Goal:
Write out the material exactly. Do not include the pictures.
====== Given information ======
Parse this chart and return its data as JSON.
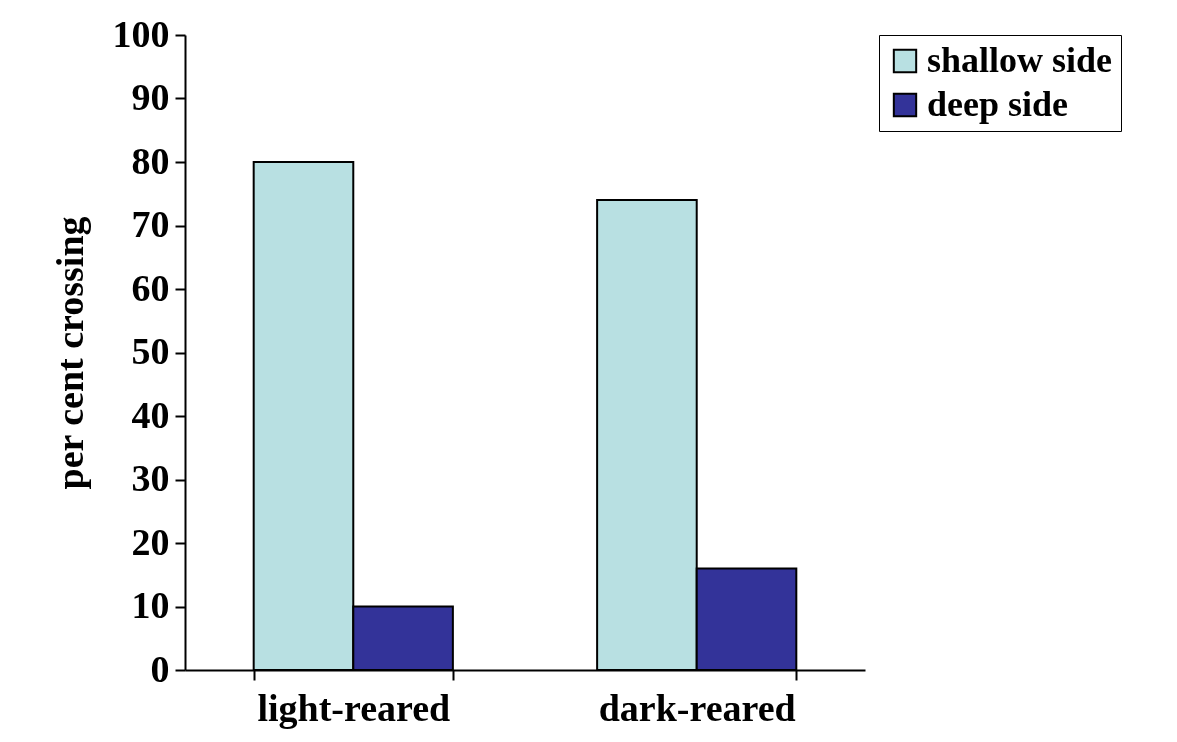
{
  "chart_data": {
    "type": "bar",
    "ylabel": "per cent crossing",
    "categories": [
      "light-reared",
      "dark-reared"
    ],
    "series": [
      {
        "name": "shallow side",
        "color": "#b8e0e2",
        "values": [
          80,
          74
        ]
      },
      {
        "name": "deep side",
        "color": "#333399",
        "values": [
          10,
          16
        ]
      }
    ],
    "ylim": [
      0,
      100
    ],
    "yticks": [
      0,
      10,
      20,
      30,
      40,
      50,
      60,
      70,
      80,
      90,
      100
    ],
    "grid": false,
    "legend": "right"
  }
}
======
Solution to the problem:
Parse this chart and return its data as JSON.
{
  "chart_data": {
    "type": "bar",
    "ylabel": "per cent crossing",
    "categories": [
      "light-reared",
      "dark-reared"
    ],
    "series": [
      {
        "name": "shallow side",
        "color": "#b8e0e2",
        "values": [
          80,
          74
        ]
      },
      {
        "name": "deep side",
        "color": "#333399",
        "values": [
          10,
          16
        ]
      }
    ],
    "ylim": [
      0,
      100
    ],
    "yticks": [
      0,
      10,
      20,
      30,
      40,
      50,
      60,
      70,
      80,
      90,
      100
    ],
    "grid": false,
    "legend": "right"
  }
}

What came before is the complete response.